__WHAT THE EXERCISE ASKS__. Find and copy each line of the records where the string "null" shows up.

===== DATA SHOWN

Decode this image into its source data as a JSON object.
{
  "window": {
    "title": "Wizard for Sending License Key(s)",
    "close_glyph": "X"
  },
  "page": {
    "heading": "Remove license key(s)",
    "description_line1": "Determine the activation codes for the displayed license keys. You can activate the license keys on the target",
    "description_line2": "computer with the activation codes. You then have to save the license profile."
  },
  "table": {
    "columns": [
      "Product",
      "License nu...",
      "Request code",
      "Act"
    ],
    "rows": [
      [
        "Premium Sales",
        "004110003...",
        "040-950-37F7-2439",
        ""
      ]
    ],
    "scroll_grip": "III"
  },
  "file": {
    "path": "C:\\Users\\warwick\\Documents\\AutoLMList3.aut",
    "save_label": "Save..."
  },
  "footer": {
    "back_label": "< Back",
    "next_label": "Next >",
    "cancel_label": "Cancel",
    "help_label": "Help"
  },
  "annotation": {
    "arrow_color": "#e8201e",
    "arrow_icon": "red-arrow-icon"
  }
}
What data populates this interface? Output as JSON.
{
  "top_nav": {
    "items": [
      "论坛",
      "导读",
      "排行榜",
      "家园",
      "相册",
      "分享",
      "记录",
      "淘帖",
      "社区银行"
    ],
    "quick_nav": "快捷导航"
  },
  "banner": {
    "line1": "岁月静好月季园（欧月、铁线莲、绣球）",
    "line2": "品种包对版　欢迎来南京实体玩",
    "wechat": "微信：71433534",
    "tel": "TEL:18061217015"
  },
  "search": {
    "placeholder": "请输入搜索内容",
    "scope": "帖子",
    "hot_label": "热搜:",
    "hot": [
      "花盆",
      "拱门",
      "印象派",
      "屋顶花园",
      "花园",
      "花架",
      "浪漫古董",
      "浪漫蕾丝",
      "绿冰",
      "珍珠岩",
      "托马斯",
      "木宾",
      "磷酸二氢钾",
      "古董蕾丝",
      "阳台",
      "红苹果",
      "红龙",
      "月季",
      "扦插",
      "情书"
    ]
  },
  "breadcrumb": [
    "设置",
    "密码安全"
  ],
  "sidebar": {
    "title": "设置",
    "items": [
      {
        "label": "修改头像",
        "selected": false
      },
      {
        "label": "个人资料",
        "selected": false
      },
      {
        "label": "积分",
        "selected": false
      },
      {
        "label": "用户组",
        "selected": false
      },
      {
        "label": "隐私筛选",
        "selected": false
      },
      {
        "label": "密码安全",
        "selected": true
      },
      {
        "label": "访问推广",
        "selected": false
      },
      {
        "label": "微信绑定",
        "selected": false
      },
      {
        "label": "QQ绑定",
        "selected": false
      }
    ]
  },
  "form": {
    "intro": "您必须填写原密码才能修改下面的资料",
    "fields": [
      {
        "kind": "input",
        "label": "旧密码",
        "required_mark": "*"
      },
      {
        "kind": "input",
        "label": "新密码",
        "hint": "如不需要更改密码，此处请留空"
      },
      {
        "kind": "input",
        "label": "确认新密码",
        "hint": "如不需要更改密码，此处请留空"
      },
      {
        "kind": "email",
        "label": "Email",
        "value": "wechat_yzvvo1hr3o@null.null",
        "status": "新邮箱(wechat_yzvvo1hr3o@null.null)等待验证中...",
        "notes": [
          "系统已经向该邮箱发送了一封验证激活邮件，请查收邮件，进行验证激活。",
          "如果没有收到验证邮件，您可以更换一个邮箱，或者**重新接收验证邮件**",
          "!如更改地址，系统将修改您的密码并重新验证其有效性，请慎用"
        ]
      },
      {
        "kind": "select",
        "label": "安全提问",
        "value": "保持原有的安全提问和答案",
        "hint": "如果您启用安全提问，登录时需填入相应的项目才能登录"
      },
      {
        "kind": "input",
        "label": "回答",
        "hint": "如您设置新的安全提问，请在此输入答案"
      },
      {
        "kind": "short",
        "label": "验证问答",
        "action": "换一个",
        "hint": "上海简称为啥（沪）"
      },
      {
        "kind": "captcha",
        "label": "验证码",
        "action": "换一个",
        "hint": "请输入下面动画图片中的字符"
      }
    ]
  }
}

==========

__RESULT__.
        "value": "wechat_yzvvo1hr3o@null.null",
        "status": "新邮箱(wechat_yzvvo1hr3o@null.null)等待验证中...",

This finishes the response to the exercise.